▶ _Problem_
Go through the material below and copy all lines with "Revenue".

[Items from a figure collection]
^^^^^^^^^^^^^^^^
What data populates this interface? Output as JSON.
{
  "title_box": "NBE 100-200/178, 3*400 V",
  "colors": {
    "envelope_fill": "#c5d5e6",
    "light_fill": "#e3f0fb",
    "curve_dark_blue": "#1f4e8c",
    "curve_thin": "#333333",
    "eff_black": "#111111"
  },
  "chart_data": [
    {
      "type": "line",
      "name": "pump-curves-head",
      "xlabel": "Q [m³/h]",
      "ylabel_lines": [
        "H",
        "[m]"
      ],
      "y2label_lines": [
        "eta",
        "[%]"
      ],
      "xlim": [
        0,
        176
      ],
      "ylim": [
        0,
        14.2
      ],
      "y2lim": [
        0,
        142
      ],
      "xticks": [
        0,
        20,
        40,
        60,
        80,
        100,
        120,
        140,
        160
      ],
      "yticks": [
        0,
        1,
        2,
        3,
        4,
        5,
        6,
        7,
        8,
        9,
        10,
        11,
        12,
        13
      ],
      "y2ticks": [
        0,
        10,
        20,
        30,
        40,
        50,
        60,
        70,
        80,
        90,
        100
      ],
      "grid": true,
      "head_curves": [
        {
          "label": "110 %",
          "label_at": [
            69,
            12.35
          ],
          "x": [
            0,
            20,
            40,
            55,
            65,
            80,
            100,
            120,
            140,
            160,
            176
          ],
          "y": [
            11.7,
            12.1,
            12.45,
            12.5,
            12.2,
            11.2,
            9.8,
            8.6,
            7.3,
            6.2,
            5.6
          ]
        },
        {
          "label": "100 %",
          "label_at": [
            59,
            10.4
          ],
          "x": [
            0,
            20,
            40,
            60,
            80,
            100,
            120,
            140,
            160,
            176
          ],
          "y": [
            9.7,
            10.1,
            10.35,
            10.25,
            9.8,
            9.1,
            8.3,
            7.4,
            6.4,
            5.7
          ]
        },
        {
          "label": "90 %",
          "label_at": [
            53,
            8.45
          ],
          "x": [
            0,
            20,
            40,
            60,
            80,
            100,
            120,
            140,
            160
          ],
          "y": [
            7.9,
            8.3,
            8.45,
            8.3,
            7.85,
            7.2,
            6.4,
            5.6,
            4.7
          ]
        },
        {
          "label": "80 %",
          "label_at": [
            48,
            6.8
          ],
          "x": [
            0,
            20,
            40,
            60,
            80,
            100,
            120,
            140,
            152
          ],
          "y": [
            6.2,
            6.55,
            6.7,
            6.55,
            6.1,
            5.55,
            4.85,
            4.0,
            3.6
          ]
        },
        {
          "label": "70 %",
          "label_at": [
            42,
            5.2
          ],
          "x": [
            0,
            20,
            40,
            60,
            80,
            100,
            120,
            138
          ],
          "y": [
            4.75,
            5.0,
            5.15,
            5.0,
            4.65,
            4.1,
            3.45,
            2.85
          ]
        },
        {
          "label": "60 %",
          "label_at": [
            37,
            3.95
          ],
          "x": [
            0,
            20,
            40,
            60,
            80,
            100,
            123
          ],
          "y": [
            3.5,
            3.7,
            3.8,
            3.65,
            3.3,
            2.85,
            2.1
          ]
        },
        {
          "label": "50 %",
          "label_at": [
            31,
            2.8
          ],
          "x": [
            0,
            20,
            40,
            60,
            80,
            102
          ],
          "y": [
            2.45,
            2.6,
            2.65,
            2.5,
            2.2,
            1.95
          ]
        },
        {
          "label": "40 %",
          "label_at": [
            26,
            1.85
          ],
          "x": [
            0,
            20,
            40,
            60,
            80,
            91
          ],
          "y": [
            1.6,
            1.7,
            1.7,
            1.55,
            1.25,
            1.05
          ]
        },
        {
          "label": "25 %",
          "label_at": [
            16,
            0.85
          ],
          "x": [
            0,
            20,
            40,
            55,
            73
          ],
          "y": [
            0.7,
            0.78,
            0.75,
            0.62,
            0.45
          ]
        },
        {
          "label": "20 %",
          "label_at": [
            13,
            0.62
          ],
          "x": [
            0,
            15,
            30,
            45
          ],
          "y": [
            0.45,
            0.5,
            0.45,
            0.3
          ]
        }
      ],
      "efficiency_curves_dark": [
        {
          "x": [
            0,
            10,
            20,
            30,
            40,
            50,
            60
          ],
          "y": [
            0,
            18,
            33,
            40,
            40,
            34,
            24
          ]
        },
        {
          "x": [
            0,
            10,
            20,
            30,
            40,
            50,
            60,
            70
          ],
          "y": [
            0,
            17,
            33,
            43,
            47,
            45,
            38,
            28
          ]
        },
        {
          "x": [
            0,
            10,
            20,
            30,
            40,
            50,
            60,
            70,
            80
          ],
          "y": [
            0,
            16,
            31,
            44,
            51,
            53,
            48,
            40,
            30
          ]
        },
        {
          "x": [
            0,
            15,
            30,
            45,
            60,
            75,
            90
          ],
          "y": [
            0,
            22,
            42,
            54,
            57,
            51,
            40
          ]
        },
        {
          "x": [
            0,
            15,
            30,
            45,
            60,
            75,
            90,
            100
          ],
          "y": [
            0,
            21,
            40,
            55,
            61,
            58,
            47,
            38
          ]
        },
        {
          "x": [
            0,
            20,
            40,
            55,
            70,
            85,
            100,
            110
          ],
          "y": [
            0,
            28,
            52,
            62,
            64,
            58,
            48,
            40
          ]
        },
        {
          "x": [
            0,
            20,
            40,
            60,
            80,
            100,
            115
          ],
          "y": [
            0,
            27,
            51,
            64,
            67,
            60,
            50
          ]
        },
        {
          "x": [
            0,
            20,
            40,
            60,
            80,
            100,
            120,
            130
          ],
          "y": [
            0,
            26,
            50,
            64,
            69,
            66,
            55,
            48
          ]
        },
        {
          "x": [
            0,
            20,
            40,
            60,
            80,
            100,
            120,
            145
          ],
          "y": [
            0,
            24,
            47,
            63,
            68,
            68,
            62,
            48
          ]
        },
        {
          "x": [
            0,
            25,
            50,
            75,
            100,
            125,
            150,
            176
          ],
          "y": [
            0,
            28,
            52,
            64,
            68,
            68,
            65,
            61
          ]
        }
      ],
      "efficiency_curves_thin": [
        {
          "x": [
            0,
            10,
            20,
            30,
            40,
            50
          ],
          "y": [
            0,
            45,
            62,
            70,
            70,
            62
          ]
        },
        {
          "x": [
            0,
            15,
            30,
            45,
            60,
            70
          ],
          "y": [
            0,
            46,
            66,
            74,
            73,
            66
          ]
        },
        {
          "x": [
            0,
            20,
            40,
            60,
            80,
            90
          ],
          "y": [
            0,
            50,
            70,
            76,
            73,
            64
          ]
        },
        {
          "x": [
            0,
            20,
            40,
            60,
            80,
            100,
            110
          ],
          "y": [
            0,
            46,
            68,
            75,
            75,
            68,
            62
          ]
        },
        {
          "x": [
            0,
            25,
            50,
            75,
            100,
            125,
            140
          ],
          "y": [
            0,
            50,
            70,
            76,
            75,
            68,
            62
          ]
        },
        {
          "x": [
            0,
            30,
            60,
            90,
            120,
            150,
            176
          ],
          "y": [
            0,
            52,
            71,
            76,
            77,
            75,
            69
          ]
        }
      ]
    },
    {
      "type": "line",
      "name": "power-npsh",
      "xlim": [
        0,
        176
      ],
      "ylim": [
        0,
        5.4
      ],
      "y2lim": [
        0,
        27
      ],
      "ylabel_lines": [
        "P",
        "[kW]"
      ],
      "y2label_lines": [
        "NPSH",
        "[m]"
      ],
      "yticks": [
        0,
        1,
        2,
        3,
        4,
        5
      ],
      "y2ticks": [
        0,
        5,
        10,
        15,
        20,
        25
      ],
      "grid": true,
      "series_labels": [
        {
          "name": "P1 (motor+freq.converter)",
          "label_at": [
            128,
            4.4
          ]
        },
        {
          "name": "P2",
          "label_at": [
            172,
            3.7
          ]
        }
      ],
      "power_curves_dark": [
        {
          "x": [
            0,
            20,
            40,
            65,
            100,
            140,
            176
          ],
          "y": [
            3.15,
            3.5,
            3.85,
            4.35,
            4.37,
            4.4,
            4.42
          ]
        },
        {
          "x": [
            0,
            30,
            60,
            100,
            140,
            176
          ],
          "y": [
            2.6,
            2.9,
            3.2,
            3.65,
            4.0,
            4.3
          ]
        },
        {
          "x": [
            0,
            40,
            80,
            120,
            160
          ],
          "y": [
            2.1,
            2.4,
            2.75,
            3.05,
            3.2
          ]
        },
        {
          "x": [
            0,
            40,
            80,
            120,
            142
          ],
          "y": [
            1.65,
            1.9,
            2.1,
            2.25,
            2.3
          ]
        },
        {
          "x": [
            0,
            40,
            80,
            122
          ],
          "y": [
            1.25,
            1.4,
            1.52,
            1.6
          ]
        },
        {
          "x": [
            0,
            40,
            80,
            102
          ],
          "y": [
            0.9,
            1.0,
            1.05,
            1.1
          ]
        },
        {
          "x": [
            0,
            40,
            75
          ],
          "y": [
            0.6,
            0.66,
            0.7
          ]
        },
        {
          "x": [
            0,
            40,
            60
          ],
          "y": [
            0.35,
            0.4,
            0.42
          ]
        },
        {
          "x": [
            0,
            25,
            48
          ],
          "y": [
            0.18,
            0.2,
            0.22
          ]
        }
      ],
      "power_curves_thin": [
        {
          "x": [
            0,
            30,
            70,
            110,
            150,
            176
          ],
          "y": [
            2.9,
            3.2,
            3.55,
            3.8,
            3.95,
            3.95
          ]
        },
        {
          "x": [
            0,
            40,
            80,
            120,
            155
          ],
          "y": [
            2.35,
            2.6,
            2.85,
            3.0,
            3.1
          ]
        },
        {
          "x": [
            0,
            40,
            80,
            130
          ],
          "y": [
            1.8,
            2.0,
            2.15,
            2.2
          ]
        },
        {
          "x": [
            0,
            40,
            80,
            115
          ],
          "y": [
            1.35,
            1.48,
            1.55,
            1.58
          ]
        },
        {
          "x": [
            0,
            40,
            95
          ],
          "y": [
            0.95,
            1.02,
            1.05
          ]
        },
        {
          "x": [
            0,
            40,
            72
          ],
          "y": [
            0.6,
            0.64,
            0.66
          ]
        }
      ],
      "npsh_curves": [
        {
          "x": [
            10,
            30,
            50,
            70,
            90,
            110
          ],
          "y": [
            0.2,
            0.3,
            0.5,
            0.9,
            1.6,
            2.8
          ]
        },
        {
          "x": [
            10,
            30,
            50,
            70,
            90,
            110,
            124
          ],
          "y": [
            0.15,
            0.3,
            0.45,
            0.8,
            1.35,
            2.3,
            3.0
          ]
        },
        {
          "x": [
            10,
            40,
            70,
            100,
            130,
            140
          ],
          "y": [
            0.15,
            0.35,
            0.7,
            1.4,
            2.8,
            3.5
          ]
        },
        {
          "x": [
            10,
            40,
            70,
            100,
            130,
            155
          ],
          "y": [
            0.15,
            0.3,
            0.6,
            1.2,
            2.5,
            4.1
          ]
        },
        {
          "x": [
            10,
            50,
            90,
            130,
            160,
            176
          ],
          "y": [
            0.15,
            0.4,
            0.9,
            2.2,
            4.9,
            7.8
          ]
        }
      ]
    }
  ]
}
^^^^^^^^^^^^^^^^
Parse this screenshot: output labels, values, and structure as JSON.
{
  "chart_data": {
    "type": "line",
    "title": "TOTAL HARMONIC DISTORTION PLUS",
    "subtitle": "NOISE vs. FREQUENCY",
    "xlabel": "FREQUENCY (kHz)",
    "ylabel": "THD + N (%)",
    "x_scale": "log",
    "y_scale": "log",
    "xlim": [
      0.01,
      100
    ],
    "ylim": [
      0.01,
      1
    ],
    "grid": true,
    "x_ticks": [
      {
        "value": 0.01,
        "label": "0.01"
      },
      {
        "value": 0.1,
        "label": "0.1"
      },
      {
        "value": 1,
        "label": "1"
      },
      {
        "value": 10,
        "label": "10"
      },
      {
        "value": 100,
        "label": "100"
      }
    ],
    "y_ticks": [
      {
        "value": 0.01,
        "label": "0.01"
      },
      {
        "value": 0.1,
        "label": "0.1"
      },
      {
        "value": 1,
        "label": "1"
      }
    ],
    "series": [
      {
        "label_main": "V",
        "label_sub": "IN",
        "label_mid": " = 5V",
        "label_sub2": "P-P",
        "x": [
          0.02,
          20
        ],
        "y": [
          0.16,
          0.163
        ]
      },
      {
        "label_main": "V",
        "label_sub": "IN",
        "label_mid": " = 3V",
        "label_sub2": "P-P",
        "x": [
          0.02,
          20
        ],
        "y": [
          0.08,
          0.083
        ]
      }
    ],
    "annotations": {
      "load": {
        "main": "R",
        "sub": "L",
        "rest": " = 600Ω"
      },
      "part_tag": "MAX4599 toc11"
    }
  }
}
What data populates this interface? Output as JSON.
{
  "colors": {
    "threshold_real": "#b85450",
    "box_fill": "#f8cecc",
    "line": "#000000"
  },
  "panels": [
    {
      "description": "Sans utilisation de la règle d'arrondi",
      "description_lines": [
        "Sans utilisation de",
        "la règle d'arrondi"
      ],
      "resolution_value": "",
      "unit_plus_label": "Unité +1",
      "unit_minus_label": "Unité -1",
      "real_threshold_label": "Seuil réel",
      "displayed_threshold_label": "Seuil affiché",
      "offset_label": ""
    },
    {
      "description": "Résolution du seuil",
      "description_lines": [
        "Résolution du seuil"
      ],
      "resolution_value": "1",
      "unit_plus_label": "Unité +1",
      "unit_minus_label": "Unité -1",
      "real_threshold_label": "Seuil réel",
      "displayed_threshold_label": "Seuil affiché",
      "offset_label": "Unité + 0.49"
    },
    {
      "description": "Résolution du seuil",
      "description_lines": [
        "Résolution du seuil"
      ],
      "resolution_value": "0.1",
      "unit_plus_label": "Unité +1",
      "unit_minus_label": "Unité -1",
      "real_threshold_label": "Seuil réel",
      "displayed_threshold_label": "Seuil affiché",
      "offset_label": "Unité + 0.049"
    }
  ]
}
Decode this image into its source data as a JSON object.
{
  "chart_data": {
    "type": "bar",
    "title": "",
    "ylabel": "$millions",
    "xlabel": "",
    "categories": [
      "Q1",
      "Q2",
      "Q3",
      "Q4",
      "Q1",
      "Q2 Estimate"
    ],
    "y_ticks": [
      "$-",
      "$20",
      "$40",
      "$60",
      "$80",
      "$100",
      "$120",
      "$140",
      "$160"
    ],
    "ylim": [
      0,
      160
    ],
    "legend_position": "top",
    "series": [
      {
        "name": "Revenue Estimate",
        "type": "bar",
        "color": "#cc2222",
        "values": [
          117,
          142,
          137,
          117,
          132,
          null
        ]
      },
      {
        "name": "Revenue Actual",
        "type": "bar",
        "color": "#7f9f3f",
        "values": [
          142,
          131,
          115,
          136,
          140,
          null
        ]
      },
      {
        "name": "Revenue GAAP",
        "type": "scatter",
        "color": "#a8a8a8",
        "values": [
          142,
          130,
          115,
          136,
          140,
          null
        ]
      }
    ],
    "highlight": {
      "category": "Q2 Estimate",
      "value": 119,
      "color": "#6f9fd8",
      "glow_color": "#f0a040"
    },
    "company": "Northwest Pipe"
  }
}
^^^^^^^^^^^^^^^^
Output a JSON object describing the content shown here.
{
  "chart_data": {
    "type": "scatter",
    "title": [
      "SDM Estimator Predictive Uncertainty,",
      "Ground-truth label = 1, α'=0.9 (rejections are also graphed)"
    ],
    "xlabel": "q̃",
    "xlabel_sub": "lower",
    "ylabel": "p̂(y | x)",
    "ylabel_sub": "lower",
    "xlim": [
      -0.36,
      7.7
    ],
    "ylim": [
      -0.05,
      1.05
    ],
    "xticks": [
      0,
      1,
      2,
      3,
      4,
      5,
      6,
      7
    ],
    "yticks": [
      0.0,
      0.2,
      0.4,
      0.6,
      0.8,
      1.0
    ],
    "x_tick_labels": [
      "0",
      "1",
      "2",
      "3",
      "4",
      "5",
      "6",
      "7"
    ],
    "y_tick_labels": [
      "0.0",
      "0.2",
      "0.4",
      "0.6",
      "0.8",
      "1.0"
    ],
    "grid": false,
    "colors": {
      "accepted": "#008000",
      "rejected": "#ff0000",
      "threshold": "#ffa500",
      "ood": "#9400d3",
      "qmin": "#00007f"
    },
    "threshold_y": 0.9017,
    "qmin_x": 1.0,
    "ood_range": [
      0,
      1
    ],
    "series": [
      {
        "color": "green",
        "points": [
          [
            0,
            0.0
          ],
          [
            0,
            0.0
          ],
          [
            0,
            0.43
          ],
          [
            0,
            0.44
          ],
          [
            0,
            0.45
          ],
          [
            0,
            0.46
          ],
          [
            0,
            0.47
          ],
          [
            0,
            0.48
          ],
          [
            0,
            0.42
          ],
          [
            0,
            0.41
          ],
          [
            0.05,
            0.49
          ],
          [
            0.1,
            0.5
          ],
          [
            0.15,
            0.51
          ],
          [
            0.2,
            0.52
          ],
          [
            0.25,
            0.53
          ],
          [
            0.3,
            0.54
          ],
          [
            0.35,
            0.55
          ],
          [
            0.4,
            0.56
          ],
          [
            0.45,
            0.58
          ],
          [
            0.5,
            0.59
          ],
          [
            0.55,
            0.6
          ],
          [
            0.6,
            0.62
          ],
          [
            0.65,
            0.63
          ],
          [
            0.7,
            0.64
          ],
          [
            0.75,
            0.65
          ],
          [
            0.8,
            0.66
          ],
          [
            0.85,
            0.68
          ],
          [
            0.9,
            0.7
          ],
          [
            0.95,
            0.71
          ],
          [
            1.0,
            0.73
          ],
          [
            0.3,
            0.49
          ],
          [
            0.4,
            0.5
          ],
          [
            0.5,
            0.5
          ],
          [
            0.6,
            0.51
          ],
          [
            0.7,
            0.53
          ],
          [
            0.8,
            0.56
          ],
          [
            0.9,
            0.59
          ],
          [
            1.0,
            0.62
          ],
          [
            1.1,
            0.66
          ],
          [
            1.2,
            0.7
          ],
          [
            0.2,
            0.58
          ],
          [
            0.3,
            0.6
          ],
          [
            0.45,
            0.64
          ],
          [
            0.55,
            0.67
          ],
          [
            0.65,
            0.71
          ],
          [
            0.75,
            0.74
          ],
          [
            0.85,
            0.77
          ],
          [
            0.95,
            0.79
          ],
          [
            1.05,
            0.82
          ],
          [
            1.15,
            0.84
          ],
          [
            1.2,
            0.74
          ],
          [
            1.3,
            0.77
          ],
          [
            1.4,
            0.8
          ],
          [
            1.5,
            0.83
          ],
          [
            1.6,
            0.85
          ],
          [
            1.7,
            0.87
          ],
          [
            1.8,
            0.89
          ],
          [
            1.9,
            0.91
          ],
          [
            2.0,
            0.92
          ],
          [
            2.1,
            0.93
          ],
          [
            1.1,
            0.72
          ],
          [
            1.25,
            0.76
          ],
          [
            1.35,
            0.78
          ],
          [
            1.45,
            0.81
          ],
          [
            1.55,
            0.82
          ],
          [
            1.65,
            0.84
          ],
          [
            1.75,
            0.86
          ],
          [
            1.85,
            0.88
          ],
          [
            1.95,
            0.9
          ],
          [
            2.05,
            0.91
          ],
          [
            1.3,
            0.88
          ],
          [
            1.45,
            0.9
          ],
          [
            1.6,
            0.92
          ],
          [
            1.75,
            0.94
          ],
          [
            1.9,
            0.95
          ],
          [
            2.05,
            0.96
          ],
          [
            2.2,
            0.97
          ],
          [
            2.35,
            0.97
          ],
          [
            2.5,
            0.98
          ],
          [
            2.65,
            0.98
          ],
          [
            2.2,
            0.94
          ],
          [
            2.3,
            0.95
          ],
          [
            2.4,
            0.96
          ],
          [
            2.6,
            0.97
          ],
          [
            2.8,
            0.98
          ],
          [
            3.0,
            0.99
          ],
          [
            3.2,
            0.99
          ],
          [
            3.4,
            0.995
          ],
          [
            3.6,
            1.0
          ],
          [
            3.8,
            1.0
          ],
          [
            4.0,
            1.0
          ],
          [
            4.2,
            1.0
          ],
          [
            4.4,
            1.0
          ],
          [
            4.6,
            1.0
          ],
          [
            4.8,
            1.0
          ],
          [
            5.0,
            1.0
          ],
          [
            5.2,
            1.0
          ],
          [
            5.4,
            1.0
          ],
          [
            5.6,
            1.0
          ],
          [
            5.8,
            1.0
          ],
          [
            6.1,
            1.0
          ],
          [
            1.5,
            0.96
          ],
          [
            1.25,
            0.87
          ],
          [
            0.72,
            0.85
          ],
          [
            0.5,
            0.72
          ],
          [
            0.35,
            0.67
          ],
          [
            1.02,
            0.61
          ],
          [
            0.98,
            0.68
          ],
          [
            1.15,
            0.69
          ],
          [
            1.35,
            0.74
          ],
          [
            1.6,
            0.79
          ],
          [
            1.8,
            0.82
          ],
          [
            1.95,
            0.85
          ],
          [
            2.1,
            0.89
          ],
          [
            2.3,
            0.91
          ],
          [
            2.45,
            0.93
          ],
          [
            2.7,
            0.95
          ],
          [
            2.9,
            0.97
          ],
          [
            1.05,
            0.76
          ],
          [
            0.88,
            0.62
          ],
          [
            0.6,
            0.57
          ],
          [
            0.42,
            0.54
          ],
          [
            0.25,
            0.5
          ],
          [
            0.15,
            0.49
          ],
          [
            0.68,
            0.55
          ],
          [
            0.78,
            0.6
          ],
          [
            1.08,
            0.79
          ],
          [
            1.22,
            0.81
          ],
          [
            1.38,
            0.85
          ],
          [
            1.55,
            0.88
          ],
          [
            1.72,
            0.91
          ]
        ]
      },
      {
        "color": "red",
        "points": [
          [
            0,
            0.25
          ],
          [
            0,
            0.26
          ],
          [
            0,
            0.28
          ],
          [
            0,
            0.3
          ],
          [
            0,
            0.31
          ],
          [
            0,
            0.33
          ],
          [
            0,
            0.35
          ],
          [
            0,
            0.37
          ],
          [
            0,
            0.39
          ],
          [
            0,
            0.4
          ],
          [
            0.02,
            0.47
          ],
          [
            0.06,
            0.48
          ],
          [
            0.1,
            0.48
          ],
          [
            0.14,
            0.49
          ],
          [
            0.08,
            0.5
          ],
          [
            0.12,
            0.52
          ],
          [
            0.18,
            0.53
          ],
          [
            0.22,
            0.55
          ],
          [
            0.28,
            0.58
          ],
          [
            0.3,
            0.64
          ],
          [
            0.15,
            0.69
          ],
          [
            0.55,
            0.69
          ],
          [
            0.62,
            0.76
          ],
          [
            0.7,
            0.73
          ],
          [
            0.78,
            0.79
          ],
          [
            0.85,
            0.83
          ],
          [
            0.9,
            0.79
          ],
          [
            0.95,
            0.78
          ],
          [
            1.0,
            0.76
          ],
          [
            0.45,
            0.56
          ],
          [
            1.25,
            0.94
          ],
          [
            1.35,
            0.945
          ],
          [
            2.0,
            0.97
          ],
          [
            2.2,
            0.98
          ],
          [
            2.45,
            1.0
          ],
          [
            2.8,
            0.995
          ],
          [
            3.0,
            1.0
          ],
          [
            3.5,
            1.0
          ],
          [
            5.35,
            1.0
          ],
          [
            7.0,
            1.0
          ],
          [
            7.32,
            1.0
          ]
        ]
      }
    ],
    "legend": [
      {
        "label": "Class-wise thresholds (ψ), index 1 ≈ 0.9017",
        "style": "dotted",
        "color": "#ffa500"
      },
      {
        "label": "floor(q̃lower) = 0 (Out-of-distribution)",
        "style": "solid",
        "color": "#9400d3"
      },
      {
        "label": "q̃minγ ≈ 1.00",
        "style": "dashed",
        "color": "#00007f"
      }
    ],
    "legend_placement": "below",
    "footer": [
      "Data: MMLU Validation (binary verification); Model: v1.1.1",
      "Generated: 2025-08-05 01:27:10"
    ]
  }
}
^^^^^^^^^^^^^^^^
▶ _Solution to the exercise_
        "name": "Revenue Estimate",
        "name": "Revenue Actual",
        "name": "Revenue GAAP",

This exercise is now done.